◆ REQUIRED TASK
Below are the records. Count the lines containing the string "wing", and reply with the number alone.

◆ SUPPLIED MATERIAL

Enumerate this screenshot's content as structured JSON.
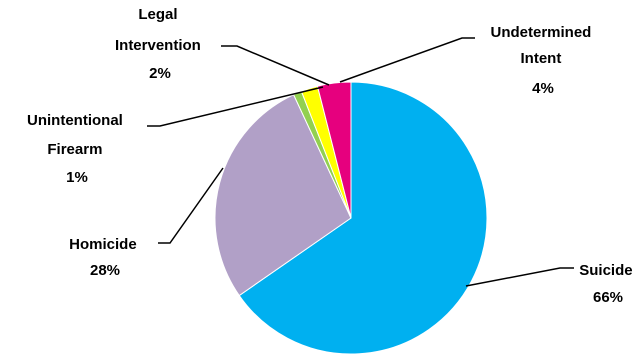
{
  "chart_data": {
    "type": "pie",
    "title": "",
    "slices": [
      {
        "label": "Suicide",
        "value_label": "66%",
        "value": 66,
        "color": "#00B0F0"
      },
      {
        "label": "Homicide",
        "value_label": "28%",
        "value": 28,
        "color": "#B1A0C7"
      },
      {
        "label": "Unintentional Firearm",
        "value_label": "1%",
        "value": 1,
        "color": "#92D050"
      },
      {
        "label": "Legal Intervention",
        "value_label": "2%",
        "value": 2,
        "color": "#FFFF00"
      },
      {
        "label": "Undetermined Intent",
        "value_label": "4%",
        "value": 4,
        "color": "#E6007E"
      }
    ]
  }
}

---

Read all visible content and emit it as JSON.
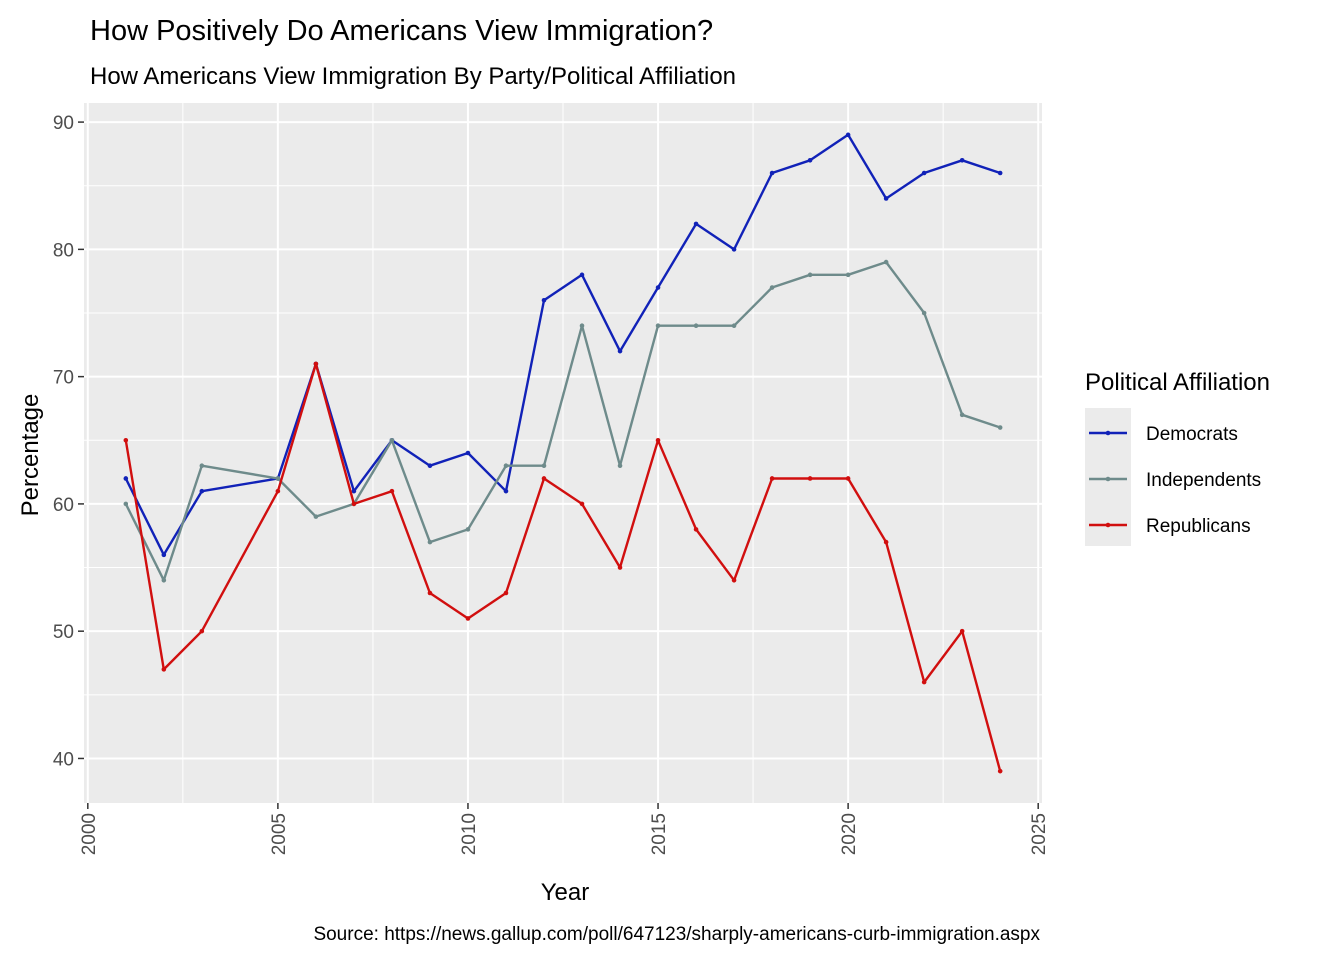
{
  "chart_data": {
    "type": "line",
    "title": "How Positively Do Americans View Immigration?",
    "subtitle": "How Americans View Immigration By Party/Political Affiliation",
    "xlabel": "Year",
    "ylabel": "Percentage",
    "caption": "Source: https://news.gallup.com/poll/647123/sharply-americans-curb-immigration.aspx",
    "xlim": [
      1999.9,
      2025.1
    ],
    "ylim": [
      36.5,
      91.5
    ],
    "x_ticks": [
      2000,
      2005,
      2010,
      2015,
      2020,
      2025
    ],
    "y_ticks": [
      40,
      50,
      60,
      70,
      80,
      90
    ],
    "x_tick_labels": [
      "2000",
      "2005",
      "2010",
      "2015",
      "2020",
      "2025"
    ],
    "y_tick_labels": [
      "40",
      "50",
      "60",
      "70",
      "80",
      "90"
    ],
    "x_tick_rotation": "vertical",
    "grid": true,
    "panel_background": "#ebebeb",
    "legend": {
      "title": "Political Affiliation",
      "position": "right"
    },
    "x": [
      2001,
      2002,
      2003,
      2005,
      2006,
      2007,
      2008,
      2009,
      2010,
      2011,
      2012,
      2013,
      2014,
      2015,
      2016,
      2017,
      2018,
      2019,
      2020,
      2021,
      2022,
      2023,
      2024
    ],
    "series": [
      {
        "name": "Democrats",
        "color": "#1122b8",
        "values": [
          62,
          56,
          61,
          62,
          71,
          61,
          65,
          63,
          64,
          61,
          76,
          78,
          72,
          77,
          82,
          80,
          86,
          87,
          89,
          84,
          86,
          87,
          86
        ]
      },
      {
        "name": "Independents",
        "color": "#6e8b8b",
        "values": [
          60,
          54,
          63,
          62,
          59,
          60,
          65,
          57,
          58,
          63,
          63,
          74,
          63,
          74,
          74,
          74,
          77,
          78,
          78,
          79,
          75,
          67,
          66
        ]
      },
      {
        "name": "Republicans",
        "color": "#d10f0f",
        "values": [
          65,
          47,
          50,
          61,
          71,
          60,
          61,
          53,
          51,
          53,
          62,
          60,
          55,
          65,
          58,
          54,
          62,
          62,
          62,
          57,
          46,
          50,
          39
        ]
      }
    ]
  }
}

...

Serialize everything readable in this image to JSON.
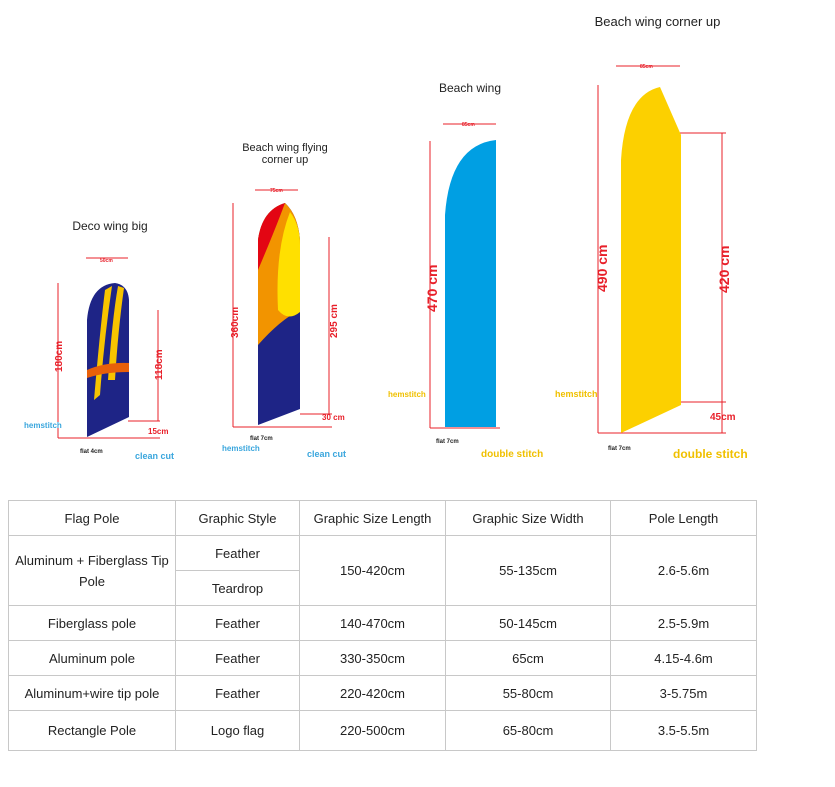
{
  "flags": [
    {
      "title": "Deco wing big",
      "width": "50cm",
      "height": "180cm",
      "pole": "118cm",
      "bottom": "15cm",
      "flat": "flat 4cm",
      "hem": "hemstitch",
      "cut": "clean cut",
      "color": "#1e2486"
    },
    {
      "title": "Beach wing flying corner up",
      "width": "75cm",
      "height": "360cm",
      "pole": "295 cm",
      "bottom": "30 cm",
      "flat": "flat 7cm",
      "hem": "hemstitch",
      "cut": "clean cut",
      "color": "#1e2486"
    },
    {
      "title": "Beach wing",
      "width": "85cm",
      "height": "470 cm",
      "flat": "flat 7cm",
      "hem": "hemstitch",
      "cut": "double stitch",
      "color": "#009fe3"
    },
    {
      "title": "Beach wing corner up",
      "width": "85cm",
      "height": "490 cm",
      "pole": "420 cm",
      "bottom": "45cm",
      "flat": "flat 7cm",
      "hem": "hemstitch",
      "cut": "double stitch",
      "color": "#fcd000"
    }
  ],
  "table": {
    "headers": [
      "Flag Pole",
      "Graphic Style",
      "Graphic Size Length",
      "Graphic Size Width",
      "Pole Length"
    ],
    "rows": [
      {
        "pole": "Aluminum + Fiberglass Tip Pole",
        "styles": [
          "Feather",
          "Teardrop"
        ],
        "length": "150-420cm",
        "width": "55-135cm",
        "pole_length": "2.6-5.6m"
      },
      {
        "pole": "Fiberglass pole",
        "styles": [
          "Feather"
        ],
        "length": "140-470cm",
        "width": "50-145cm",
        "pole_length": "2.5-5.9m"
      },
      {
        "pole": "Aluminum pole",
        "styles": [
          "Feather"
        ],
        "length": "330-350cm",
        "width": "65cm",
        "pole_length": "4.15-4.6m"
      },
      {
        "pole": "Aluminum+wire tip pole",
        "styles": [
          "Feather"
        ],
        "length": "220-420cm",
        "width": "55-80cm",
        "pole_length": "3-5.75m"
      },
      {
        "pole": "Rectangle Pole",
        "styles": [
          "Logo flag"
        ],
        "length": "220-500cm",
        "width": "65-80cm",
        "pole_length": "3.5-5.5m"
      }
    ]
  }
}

◆ EXERCISE ANSWER
4